• Records that describe figures:

----------

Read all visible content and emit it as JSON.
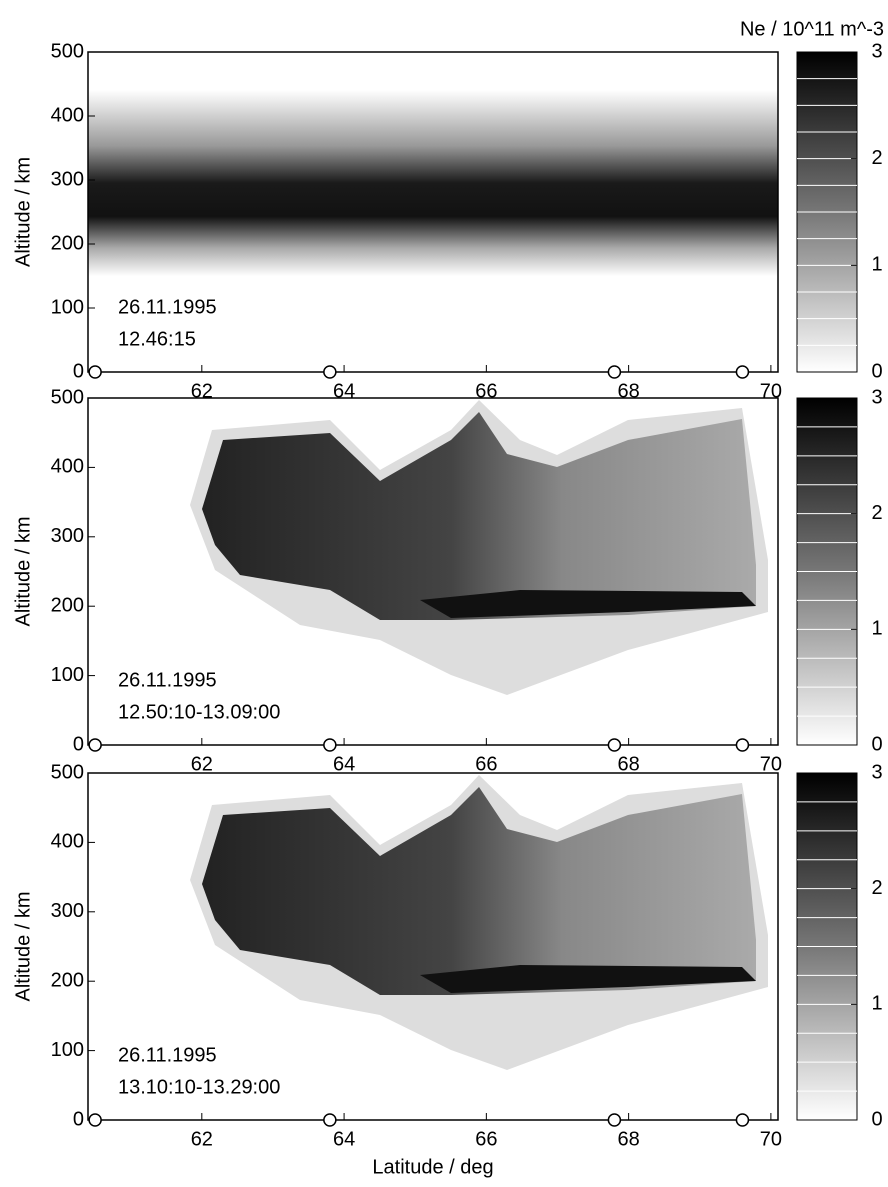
{
  "chart_data": [
    {
      "type": "contour",
      "ylabel": "Altitude / km",
      "annotations": [
        "26.11.1995",
        "12.46:15"
      ],
      "xlim": [
        60.4,
        70.1
      ],
      "xticks": [
        62,
        64,
        66,
        68,
        70
      ],
      "ylim": [
        0,
        500
      ],
      "yticks": [
        0,
        100,
        200,
        300,
        400,
        500
      ],
      "colorbar": {
        "label": "Ne / 10^11 m^-3",
        "lim": [
          0,
          3
        ],
        "ticks": [
          0,
          1,
          2,
          3
        ]
      },
      "stations": {
        "x": [
          60.5,
          63.8,
          67.8,
          69.6
        ],
        "values": [
          0,
          0,
          0,
          0
        ]
      }
    },
    {
      "type": "contour",
      "ylabel": "Altitude / km",
      "annotations": [
        "26.11.1995",
        "12.50:10-13.09:00"
      ],
      "xlim": [
        60.4,
        70.1
      ],
      "xticks": [
        62,
        64,
        66,
        68,
        70
      ],
      "ylim": [
        0,
        500
      ],
      "yticks": [
        0,
        100,
        200,
        300,
        400,
        500
      ],
      "colorbar": {
        "lim": [
          0,
          3
        ],
        "ticks": [
          0,
          1,
          2,
          3
        ]
      },
      "stations": {
        "x": [
          60.5,
          63.8,
          67.8,
          69.6
        ],
        "values": [
          0,
          0,
          0,
          0
        ]
      }
    },
    {
      "type": "contour",
      "ylabel": "Altitude / km",
      "xlabel": "Latitude / deg",
      "annotations": [
        "26.11.1995",
        "13.10:10-13.29:00"
      ],
      "xlim": [
        60.4,
        70.1
      ],
      "xticks": [
        62,
        64,
        66,
        68,
        70
      ],
      "ylim": [
        0,
        500
      ],
      "yticks": [
        0,
        100,
        200,
        300,
        400,
        500
      ],
      "colorbar": {
        "lim": [
          0,
          3
        ],
        "ticks": [
          0,
          1,
          2,
          3
        ]
      },
      "stations": {
        "x": [
          60.5,
          63.8,
          67.8,
          69.6
        ],
        "values": [
          0,
          0,
          0,
          0
        ]
      }
    }
  ]
}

----------

• The exercise:
Every line above should be returned exactly; the pictures stay out.

• Full answer:
Read all visible content and emit it as JSON.
{
  "chart_data": [
    {
      "type": "contour",
      "ylabel": "Altitude / km",
      "annotations": [
        "26.11.1995",
        "12.46:15"
      ],
      "xlim": [
        60.4,
        70.1
      ],
      "xticks": [
        62,
        64,
        66,
        68,
        70
      ],
      "ylim": [
        0,
        500
      ],
      "yticks": [
        0,
        100,
        200,
        300,
        400,
        500
      ],
      "colorbar": {
        "label": "Ne / 10^11 m^-3",
        "lim": [
          0,
          3
        ],
        "ticks": [
          0,
          1,
          2,
          3
        ]
      },
      "stations": {
        "x": [
          60.5,
          63.8,
          67.8,
          69.6
        ],
        "values": [
          0,
          0,
          0,
          0
        ]
      }
    },
    {
      "type": "contour",
      "ylabel": "Altitude / km",
      "annotations": [
        "26.11.1995",
        "12.50:10-13.09:00"
      ],
      "xlim": [
        60.4,
        70.1
      ],
      "xticks": [
        62,
        64,
        66,
        68,
        70
      ],
      "ylim": [
        0,
        500
      ],
      "yticks": [
        0,
        100,
        200,
        300,
        400,
        500
      ],
      "colorbar": {
        "lim": [
          0,
          3
        ],
        "ticks": [
          0,
          1,
          2,
          3
        ]
      },
      "stations": {
        "x": [
          60.5,
          63.8,
          67.8,
          69.6
        ],
        "values": [
          0,
          0,
          0,
          0
        ]
      }
    },
    {
      "type": "contour",
      "ylabel": "Altitude / km",
      "xlabel": "Latitude / deg",
      "annotations": [
        "26.11.1995",
        "13.10:10-13.29:00"
      ],
      "xlim": [
        60.4,
        70.1
      ],
      "xticks": [
        62,
        64,
        66,
        68,
        70
      ],
      "ylim": [
        0,
        500
      ],
      "yticks": [
        0,
        100,
        200,
        300,
        400,
        500
      ],
      "colorbar": {
        "lim": [
          0,
          3
        ],
        "ticks": [
          0,
          1,
          2,
          3
        ]
      },
      "stations": {
        "x": [
          60.5,
          63.8,
          67.8,
          69.6
        ],
        "values": [
          0,
          0,
          0,
          0
        ]
      }
    }
  ]
}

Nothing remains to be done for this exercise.